> _WHAT IS EXPECTED_: Whenever a line in the records below contains "Virch", pick it out.

(Document transcription data)
***

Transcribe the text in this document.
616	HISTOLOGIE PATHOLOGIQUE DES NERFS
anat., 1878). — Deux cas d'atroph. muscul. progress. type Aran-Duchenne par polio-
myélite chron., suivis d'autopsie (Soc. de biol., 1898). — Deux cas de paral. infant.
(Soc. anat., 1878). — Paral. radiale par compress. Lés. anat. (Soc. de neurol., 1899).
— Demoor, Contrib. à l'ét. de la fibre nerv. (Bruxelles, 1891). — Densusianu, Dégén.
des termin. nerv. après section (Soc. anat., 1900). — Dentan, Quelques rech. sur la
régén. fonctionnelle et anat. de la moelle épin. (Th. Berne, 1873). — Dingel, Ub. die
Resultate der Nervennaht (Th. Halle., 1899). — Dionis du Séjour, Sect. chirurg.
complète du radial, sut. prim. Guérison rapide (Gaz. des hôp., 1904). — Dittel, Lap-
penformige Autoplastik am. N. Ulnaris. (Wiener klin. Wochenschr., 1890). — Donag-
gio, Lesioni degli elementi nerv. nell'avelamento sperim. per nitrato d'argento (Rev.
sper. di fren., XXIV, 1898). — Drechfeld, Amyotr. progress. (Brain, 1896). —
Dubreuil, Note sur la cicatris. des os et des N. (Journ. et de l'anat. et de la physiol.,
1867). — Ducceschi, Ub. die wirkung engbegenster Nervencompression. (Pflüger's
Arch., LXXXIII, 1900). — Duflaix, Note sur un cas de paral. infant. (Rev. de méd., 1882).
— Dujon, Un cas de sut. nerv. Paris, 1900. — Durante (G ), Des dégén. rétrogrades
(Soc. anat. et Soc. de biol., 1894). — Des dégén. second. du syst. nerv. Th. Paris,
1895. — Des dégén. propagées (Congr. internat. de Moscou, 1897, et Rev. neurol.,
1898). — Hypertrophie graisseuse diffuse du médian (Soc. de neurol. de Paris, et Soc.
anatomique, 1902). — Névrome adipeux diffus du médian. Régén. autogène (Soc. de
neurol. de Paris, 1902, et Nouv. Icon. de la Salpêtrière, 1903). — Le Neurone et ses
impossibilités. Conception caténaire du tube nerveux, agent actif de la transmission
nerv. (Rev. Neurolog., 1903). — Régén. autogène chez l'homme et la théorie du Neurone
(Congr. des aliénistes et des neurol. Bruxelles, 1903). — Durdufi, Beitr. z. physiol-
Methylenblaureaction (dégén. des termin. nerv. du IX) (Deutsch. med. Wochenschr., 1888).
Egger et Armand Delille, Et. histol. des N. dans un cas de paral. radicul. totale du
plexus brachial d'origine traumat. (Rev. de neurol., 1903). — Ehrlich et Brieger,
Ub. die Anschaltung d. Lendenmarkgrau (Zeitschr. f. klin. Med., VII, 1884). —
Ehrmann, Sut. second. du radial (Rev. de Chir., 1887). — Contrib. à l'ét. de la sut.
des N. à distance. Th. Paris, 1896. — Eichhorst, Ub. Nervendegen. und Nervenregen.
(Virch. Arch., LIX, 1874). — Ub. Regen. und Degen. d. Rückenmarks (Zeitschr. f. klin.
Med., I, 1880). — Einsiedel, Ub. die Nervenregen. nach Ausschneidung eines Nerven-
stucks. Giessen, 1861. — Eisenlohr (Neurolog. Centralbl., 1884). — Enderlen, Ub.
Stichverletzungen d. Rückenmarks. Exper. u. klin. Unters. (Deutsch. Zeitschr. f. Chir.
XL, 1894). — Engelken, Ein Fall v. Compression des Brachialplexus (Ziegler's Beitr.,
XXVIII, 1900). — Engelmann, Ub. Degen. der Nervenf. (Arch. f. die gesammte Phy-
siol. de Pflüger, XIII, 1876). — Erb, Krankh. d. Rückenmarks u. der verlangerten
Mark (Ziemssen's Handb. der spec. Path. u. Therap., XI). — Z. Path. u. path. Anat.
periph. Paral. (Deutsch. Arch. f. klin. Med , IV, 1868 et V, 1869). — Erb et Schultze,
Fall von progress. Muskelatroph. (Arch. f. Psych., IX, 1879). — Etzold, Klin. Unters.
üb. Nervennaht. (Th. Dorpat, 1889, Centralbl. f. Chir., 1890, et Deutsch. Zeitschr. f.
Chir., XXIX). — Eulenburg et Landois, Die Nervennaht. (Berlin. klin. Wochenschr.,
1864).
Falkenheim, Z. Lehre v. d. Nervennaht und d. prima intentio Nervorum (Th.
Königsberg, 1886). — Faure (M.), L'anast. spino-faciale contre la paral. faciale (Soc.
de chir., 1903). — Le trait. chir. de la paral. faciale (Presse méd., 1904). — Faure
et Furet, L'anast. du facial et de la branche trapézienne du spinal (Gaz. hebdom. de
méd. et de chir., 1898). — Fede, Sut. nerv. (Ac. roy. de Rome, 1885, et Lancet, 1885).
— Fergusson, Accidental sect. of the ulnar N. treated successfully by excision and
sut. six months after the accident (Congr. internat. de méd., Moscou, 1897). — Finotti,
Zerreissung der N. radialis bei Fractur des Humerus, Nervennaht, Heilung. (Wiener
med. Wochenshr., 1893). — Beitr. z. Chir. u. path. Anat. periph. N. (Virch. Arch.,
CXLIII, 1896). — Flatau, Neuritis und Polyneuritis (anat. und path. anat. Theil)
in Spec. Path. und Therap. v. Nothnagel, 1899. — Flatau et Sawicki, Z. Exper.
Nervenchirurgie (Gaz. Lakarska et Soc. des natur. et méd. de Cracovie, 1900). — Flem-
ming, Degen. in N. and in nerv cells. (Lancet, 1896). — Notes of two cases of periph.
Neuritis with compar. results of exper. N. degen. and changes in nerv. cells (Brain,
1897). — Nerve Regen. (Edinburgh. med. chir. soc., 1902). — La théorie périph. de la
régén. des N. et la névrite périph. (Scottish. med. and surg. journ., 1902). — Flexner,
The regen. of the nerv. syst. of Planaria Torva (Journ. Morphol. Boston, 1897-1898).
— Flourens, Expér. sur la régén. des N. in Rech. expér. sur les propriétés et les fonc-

***

> _YOUR RESPONSE_:
(Virch. Arch., LIX, 1874). — Ub. Regen. und Degen. d. Rückenmarks (Zeitschr. f. klin.
med. Wochenshr., 1893). — Beitr. z. Chir. u. path. Anat. periph. N. (Virch. Arch.,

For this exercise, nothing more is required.